* [Extracted information]
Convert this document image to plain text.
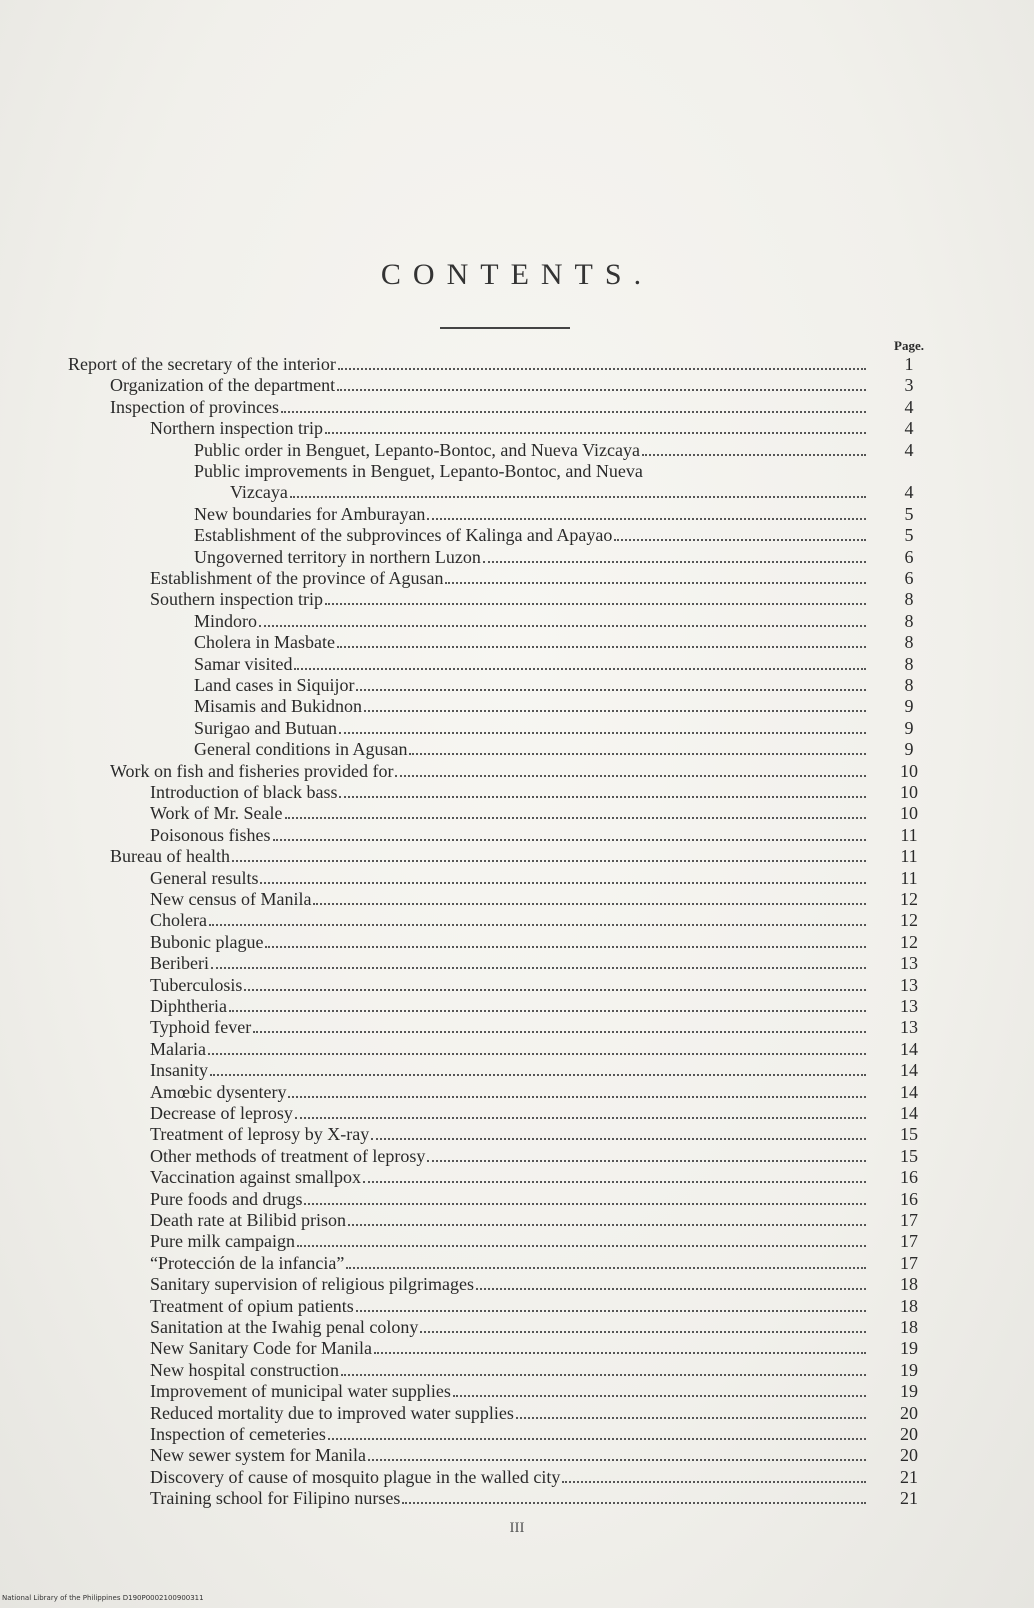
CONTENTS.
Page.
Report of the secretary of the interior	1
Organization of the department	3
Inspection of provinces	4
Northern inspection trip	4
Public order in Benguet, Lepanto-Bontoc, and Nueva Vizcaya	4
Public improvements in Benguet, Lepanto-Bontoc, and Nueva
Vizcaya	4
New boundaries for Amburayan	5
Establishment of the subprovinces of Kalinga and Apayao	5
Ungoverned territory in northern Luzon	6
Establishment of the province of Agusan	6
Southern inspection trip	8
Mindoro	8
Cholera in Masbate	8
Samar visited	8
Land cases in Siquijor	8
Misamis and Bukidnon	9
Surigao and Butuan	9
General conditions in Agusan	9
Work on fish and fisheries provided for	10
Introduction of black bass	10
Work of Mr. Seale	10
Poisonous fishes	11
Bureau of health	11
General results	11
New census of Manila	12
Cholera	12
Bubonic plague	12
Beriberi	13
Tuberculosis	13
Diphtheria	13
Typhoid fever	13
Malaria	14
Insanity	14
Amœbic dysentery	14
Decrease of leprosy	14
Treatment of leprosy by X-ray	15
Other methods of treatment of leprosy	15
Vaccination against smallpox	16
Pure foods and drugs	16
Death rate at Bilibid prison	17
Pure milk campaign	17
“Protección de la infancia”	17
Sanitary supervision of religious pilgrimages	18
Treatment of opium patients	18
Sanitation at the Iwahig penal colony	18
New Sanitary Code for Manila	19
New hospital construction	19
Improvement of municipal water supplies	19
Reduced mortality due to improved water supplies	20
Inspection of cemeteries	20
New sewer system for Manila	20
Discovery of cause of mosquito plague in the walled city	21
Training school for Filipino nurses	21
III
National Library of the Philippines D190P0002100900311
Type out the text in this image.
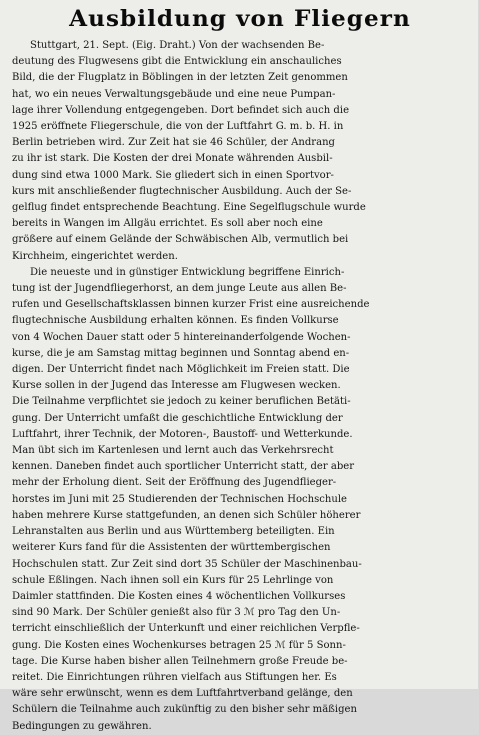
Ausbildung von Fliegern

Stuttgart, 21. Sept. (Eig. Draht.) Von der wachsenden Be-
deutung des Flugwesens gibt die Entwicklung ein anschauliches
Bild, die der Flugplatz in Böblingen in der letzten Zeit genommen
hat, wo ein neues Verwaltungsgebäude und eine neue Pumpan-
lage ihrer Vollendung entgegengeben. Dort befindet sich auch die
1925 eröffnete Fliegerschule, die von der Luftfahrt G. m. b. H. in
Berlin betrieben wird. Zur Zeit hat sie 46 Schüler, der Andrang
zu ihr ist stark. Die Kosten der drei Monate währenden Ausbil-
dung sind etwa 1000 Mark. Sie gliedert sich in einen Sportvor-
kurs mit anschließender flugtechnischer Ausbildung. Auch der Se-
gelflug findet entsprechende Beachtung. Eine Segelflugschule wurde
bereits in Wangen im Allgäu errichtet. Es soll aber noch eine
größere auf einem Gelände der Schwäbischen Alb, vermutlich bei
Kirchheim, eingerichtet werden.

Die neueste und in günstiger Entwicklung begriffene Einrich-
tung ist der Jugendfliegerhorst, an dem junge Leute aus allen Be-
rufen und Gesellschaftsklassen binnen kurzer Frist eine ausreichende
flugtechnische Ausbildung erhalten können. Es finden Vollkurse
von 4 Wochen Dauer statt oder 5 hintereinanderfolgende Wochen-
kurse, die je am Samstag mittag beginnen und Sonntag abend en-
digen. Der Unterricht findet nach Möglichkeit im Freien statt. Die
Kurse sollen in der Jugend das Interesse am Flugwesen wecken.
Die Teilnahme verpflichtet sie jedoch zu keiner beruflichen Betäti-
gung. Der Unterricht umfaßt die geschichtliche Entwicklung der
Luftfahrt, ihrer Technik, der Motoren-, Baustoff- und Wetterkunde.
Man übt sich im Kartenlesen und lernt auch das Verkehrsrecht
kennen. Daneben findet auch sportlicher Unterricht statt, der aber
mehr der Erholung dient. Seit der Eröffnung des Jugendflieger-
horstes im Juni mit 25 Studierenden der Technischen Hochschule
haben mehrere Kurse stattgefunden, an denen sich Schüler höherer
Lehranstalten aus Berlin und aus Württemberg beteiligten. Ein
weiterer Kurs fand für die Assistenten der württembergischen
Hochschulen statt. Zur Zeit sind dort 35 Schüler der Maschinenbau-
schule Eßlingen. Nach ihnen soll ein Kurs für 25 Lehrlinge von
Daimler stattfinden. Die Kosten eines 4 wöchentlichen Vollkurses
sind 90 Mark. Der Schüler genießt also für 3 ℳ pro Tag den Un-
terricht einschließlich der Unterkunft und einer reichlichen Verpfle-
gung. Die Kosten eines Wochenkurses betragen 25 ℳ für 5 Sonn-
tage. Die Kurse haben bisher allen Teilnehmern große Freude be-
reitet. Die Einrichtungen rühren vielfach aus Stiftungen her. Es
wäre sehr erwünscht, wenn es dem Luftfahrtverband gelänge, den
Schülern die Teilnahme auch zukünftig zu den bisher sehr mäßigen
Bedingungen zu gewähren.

* [Problem statement]
Check each line of the records above for "ihrer", and copy those that have it.

* [Response]
lage ihrer Vollendung entgegengeben. Dort befindet sich auch die
Luftfahrt, ihrer Technik, der Motoren-, Baustoff- und Wetterkunde.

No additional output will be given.